Material for the task:
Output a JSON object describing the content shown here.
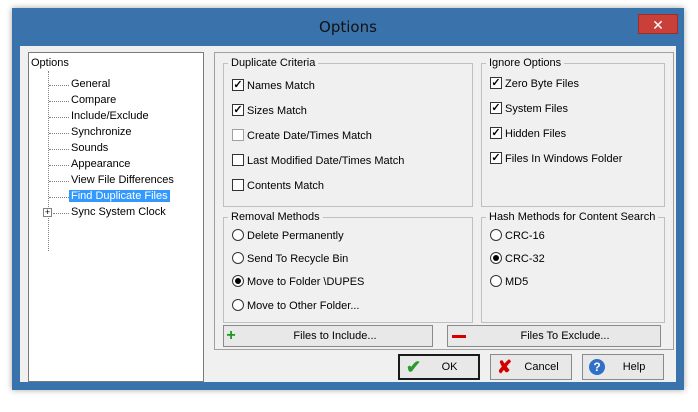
{
  "window": {
    "title": "Options",
    "close_glyph": "✕"
  },
  "tree": {
    "root": "Options",
    "items": [
      "General",
      "Compare",
      "Include/Exclude",
      "Synchronize",
      "Sounds",
      "Appearance",
      "View File Differences",
      "Find Duplicate Files",
      "Sync System Clock"
    ],
    "selected": "Find Duplicate Files",
    "expander_glyph": "+"
  },
  "duplicate_criteria": {
    "title": "Duplicate Criteria",
    "items": [
      {
        "label": "Names Match",
        "checked": true
      },
      {
        "label": "Sizes Match",
        "checked": true
      },
      {
        "label": "Create Date/Times Match",
        "checked": false
      },
      {
        "label": "Last Modified Date/Times Match",
        "checked": false
      },
      {
        "label": "Contents Match",
        "checked": false
      }
    ]
  },
  "ignore_options": {
    "title": "Ignore Options",
    "items": [
      {
        "label": "Zero Byte Files",
        "checked": true
      },
      {
        "label": "System Files",
        "checked": true
      },
      {
        "label": "Hidden Files",
        "checked": true
      },
      {
        "label": "Files In Windows Folder",
        "checked": true
      }
    ]
  },
  "removal_methods": {
    "title": "Removal Methods",
    "items": [
      {
        "label": "Delete Permanently",
        "selected": false
      },
      {
        "label": "Send To Recycle Bin",
        "selected": false
      },
      {
        "label": "Move to Folder \\DUPES",
        "selected": true
      },
      {
        "label": "Move to Other Folder...",
        "selected": false
      }
    ]
  },
  "hash_methods": {
    "title": "Hash Methods for Content Search",
    "items": [
      {
        "label": "CRC-16",
        "selected": false
      },
      {
        "label": "CRC-32",
        "selected": true
      },
      {
        "label": "MD5",
        "selected": false
      }
    ]
  },
  "buttons": {
    "include": "Files to Include...",
    "exclude": "Files To Exclude...",
    "ok": "OK",
    "cancel": "Cancel",
    "help": "Help"
  },
  "icons": {
    "ok": "check-icon",
    "cancel": "x-icon",
    "help": "question-icon",
    "include": "plus-icon",
    "exclude": "minus-icon"
  },
  "colors": {
    "frame": "#3a73ab",
    "close": "#c9403a",
    "selection": "#3399ff",
    "plus": "#1a9a1a",
    "minus": "#d40000"
  }
}
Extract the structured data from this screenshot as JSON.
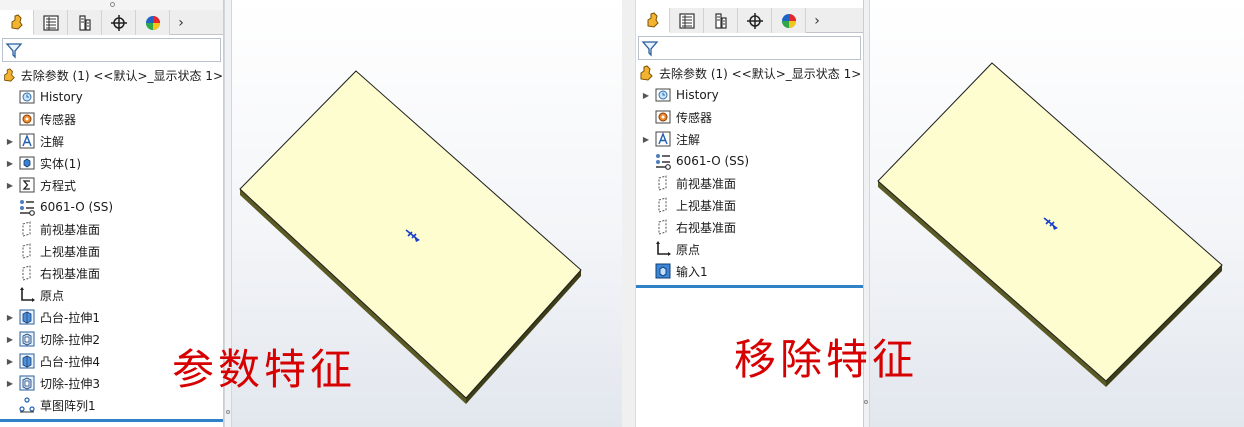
{
  "colors": {
    "accent": "#2f82c8",
    "part_face": "#fdfdd0",
    "part_edge": "#545422",
    "caption": "#d70000"
  },
  "tabs_icons": [
    "feature-manager-icon",
    "property-manager-icon",
    "configuration-manager-icon",
    "dimxpert-icon",
    "display-manager-icon"
  ],
  "more_label": "›",
  "left": {
    "root_label": "去除参数 (1) <<默认>_显示状态 1>",
    "items": [
      {
        "icon": "history-icon",
        "label": "History",
        "expandable": false
      },
      {
        "icon": "sensors-icon",
        "label": "传感器",
        "expandable": false
      },
      {
        "icon": "annotations-icon",
        "label": "注解",
        "expandable": true
      },
      {
        "icon": "solid-bodies-icon",
        "label": "实体(1)",
        "expandable": true
      },
      {
        "icon": "equations-icon",
        "label": "方程式",
        "expandable": true
      },
      {
        "icon": "material-icon",
        "label": "6061-O (SS)",
        "expandable": false
      },
      {
        "icon": "plane-icon",
        "label": "前视基准面",
        "expandable": false
      },
      {
        "icon": "plane-icon",
        "label": "上视基准面",
        "expandable": false
      },
      {
        "icon": "plane-icon",
        "label": "右视基准面",
        "expandable": false
      },
      {
        "icon": "origin-icon",
        "label": "原点",
        "expandable": false
      },
      {
        "icon": "boss-extrude-icon",
        "label": "凸台-拉伸1",
        "expandable": true
      },
      {
        "icon": "cut-extrude-icon",
        "label": "切除-拉伸2",
        "expandable": true
      },
      {
        "icon": "boss-extrude-icon",
        "label": "凸台-拉伸4",
        "expandable": true
      },
      {
        "icon": "cut-extrude-icon",
        "label": "切除-拉伸3",
        "expandable": true
      },
      {
        "icon": "sketch-pattern-icon",
        "label": "草图阵列1",
        "expandable": false
      }
    ],
    "caption": "参数特征"
  },
  "right": {
    "root_label": "去除参数 (1) <<默认>_显示状态 1>",
    "items": [
      {
        "icon": "history-icon",
        "label": "History",
        "expandable": true
      },
      {
        "icon": "sensors-icon",
        "label": "传感器",
        "expandable": false
      },
      {
        "icon": "annotations-icon",
        "label": "注解",
        "expandable": true
      },
      {
        "icon": "material-icon",
        "label": "6061-O (SS)",
        "expandable": false
      },
      {
        "icon": "plane-icon",
        "label": "前视基准面",
        "expandable": false
      },
      {
        "icon": "plane-icon",
        "label": "上视基准面",
        "expandable": false
      },
      {
        "icon": "plane-icon",
        "label": "右视基准面",
        "expandable": false
      },
      {
        "icon": "origin-icon",
        "label": "原点",
        "expandable": false
      },
      {
        "icon": "imported-body-icon",
        "label": "输入1",
        "expandable": false
      }
    ],
    "caption": "移除特征"
  }
}
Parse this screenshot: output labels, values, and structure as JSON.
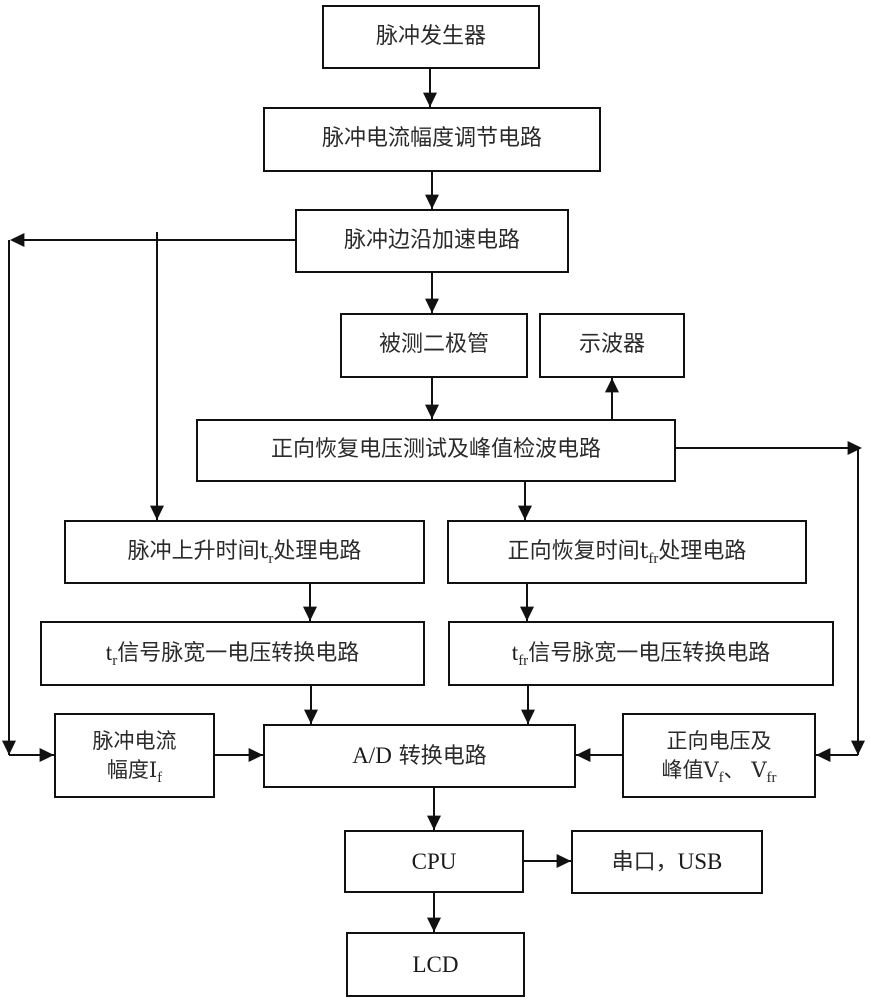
{
  "diagram": {
    "type": "block-diagram",
    "nodes": {
      "pulse_generator": {
        "label": "脉冲发生器"
      },
      "amplitude_adjust": {
        "label": "脉冲电流幅度调节电路"
      },
      "edge_accel": {
        "label": "脉冲边沿加速电路"
      },
      "diode_under_test": {
        "label": "被测二极管"
      },
      "oscilloscope": {
        "label": "示波器"
      },
      "peak_detect": {
        "label": "正向恢复电压测试及峰值检波电路"
      },
      "rise_time_proc": {
        "label_pre": "脉冲上升时间t",
        "label_sub": "r",
        "label_post": "处理电路"
      },
      "fwd_recovery_proc": {
        "label_pre": "正向恢复时间t",
        "label_sub": "fr",
        "label_post": "处理电路"
      },
      "tr_pw_voltage": {
        "label_pre": "t",
        "label_sub": "r",
        "label_post": "信号脉宽一电压转换电路"
      },
      "tfr_pw_voltage": {
        "label_pre": "t",
        "label_sub": "fr",
        "label_post": "信号脉宽一电压转换电路"
      },
      "pulse_current_amp": {
        "line1": "脉冲电流",
        "line2_pre": "幅度I",
        "line2_sub": "f"
      },
      "ad_converter": {
        "label_latin": "A/D",
        "label_cn": " 转换电路"
      },
      "fwd_voltage_peak": {
        "line1": "正向电压及",
        "line2_pre": "峰值V",
        "line2_sub1": "f",
        "line2_mid": "、 V",
        "line2_sub2": "fr"
      },
      "cpu": {
        "label": "CPU"
      },
      "serial_usb": {
        "label_cn": "串口，",
        "label_latin": "USB"
      },
      "lcd": {
        "label": "LCD"
      }
    },
    "edges": [
      [
        "pulse_generator",
        "amplitude_adjust"
      ],
      [
        "amplitude_adjust",
        "edge_accel"
      ],
      [
        "edge_accel",
        "diode_under_test"
      ],
      [
        "edge_accel",
        "rise_time_proc"
      ],
      [
        "edge_accel",
        "pulse_current_amp"
      ],
      [
        "diode_under_test",
        "peak_detect"
      ],
      [
        "peak_detect",
        "oscilloscope"
      ],
      [
        "peak_detect",
        "fwd_recovery_proc"
      ],
      [
        "peak_detect",
        "fwd_voltage_peak"
      ],
      [
        "rise_time_proc",
        "tr_pw_voltage"
      ],
      [
        "fwd_recovery_proc",
        "tfr_pw_voltage"
      ],
      [
        "tr_pw_voltage",
        "ad_converter"
      ],
      [
        "tfr_pw_voltage",
        "ad_converter"
      ],
      [
        "pulse_current_amp",
        "ad_converter"
      ],
      [
        "fwd_voltage_peak",
        "ad_converter"
      ],
      [
        "ad_converter",
        "cpu"
      ],
      [
        "cpu",
        "serial_usb"
      ],
      [
        "cpu",
        "lcd"
      ]
    ]
  },
  "colors": {
    "line": "#111111",
    "text": "#2b2b2b",
    "background": "#ffffff"
  }
}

Given problem: Return each line that includes "Files".

Result for this exercise:
      "Find Duplicate Files",
    "selected": "Find Duplicate Files",
        "label": "Zero Byte Files",
        "label": "System Files",
        "label": "Hidden Files",
        "label": "Files In Windows Folder",
    "include": "Files to Include...",
    "exclude": "Files To Exclude...",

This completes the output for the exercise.